* Given records:
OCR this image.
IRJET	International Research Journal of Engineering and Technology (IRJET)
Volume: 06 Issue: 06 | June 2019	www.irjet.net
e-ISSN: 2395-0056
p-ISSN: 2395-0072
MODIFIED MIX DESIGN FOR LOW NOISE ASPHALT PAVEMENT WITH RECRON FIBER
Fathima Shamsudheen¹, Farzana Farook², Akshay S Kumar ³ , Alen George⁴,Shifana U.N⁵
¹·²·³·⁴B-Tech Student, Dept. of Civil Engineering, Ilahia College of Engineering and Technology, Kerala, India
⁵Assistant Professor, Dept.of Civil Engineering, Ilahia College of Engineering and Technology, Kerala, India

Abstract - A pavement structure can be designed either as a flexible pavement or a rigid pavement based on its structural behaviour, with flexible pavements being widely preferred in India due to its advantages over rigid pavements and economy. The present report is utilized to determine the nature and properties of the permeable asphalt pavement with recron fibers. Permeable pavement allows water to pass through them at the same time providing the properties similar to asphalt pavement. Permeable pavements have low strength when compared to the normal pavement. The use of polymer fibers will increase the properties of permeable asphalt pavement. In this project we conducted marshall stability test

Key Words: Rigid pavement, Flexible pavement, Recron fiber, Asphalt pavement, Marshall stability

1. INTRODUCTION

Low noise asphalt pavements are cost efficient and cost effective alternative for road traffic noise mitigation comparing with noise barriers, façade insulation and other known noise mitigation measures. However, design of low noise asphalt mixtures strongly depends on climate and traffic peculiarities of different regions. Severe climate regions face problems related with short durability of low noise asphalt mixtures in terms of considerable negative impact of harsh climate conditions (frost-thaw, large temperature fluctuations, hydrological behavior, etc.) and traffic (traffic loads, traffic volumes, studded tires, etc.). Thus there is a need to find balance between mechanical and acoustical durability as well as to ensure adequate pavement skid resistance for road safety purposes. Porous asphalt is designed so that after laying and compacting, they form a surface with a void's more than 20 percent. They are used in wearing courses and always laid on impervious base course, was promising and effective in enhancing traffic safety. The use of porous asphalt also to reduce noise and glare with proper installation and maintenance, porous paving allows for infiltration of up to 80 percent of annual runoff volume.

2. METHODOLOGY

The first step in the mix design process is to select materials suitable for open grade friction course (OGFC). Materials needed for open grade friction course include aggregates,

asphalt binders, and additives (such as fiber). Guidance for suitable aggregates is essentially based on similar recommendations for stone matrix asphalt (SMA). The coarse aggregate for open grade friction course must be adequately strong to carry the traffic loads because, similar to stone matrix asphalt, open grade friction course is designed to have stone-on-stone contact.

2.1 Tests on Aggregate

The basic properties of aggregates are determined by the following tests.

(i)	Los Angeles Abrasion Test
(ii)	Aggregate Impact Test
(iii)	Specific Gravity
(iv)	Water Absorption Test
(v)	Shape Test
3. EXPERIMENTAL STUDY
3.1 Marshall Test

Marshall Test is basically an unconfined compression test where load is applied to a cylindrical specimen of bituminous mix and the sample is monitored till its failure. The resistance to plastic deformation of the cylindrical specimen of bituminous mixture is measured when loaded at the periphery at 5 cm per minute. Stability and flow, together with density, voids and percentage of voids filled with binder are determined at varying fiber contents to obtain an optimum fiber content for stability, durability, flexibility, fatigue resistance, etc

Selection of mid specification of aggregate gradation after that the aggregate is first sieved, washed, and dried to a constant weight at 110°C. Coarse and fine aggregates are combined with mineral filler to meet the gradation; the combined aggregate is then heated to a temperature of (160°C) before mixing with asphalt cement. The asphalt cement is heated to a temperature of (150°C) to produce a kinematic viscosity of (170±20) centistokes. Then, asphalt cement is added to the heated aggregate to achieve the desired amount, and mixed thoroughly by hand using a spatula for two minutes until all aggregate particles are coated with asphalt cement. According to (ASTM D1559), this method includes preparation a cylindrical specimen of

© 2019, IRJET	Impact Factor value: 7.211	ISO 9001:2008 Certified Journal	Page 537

* Exercise details:
Filter the listing for the word "Engineering" and copy every line that holds it.

* Written reply:
IRJET	International Research Journal of Engineering and Technology (IRJET)
¹·²·³·⁴B-Tech Student, Dept. of Civil Engineering, Ilahia College of Engineering and Technology, Kerala, India
⁵Assistant Professor, Dept.of Civil Engineering, Ilahia College of Engineering and Technology, Kerala, India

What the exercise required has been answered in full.